(Document passage)

Griffin Powermate evdev setup
Dan Nicholson
dbn.lists at gmail.com
Tue Apr 28 08:55:21 PDT 2009
On Tue, Apr 28, 2009 at 8:00 AM, Phil Endecott
<spam_from_xorg at chezphil.org> wrote:
> Dan Nicholson wrote:
>>
>> On Tue, Apr 28, 2009 at 2:33 AM, Phil Endecott
>> <spam_from_xorg at chezphil.org> wrote:
>>>
>>> Peter Hutterer wrote:
>>>>
>>>> On Mon, Apr 27, 2009 at 12:09:17AM +0100, Phil Endecott wrote:
>>>
>>>>> Option "DIALRelativeAxisButtons" "4 5"
>>>>
>>>> This option isn't supported anymore.
>>>
>>> OK. I think something like this is needed, though. If you have an
>>> application that actually "knows" about the dial axis that's fine, but
>>> in most cases you'll want to do some sort of mapping. I don't see any
>>> mention of the mouse scroll wheel in the new evdev man page; how is
>>> that managed?
>>
>> Read the description for EmulateWheel in evdev(4).
>
> Ah OK - I don't have that in my (Debian packaged) man evdev, so I guess it's
> a recent addition. My man page claims to be version 2.0.8. EmulateWheel is
> what I have for my real mouse so it should do what I need. (I do sometimes
> wonder whether more apps now work with a non-emulated wheel; when I scroll
> Firefox with my emulated wheel (or the Powermate on the old machine) it
> would take ages to catch up. I should try it. Maybe I need some hack so
> that some apps see the emulated events and others see axis events.)

(End Document passage)
(Dataset)

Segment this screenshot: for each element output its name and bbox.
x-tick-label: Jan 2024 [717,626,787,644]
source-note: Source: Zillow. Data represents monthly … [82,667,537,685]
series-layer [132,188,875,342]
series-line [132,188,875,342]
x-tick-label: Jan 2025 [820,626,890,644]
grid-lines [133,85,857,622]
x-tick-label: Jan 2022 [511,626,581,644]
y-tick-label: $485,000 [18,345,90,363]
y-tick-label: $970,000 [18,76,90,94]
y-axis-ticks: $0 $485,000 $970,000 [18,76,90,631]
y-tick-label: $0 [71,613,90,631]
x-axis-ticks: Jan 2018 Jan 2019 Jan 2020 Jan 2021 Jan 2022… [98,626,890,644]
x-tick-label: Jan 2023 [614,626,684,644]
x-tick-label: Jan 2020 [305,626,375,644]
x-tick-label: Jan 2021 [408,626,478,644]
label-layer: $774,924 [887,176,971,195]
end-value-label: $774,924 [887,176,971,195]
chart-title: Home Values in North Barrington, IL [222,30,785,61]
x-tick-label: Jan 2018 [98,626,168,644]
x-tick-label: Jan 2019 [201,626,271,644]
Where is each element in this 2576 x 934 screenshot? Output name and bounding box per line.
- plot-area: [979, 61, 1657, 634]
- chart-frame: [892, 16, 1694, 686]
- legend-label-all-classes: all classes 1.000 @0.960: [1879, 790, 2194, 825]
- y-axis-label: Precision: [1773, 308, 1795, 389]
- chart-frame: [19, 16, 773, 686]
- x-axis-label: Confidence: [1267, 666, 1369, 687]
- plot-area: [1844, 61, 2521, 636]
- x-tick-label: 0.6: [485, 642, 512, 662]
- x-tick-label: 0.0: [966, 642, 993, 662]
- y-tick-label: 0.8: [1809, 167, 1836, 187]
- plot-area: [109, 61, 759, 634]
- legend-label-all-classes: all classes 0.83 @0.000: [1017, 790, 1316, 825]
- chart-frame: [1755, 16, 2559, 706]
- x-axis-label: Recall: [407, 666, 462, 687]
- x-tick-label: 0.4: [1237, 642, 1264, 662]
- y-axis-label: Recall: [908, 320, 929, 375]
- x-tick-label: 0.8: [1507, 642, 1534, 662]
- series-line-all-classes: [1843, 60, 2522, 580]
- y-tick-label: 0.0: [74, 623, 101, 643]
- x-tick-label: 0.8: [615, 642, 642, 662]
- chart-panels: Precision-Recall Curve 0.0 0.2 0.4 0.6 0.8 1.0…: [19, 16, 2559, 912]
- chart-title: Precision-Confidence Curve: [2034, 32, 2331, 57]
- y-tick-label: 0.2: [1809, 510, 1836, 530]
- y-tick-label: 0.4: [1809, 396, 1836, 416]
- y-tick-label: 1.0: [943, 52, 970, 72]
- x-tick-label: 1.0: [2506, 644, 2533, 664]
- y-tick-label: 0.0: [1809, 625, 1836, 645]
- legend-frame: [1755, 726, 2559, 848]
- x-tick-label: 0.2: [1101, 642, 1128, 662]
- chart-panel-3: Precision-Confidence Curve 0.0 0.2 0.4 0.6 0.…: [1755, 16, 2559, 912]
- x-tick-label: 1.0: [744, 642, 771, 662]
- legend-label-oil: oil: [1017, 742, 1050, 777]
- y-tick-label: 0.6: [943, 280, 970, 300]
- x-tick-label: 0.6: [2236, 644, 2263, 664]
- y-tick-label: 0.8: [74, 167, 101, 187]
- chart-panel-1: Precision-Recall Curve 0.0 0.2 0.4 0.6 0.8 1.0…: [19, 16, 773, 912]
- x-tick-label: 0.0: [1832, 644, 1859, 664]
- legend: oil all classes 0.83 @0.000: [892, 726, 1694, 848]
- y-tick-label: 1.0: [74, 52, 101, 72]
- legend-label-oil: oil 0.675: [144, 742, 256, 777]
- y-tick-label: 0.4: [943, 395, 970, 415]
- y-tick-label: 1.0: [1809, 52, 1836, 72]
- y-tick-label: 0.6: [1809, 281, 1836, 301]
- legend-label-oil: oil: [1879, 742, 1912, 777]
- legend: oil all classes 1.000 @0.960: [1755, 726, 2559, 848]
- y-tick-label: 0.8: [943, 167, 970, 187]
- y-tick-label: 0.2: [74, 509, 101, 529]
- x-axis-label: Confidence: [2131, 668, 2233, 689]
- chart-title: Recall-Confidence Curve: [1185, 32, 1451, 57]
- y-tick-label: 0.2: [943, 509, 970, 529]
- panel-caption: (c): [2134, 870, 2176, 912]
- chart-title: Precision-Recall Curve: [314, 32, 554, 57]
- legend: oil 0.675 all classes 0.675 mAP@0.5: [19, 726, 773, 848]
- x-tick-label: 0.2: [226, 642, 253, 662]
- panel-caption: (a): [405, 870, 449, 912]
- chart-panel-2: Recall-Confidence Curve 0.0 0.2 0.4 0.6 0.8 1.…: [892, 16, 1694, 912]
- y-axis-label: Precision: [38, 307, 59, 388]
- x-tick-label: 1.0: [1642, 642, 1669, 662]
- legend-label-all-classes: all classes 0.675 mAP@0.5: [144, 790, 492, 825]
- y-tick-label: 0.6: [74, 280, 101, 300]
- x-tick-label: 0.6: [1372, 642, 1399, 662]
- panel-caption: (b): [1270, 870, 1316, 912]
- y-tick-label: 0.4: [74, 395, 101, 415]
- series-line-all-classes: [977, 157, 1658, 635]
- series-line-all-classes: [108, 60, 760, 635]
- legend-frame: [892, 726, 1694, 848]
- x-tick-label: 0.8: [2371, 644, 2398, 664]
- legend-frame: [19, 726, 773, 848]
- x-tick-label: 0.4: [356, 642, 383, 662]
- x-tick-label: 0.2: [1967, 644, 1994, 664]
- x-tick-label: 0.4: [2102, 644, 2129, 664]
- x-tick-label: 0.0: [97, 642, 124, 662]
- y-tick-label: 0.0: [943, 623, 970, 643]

(End Dataset)

**Exercise description**
Continue the mailing-list message about the Griffin Powermate evdev setup from where it stops.

**Solved exercise**
Apps just see events from X. They have no idea how they got produced.
I use an emulated wheel on the trackpoint for my thinkpad, and it
works fine. If you're talking about scrolling the page in firefox,
it's probably the graphics that are lagging. On a local server, I
really doubt that the wheel events are taking too long to get there
unless it's something the driver is deliberately doing. If you're
concerned about this, just run xev and see if the events are really
lagging behind the hardware.
>>> Event: time 1240909109.149823, type 2 (Relative), code 7 (Dial), value -1
>>> Event: time 1240909109.149839, -------------- Report Sync ------------
>>> Event: time 1240909109.357821, type 2 (Relative), code 7 (Dial), value 1
>>
>> Is -1 turning the dial to the left and +1 turning the dial to the right?
>
> Yes.
Then once the probing gets straightened out, you should be good to go.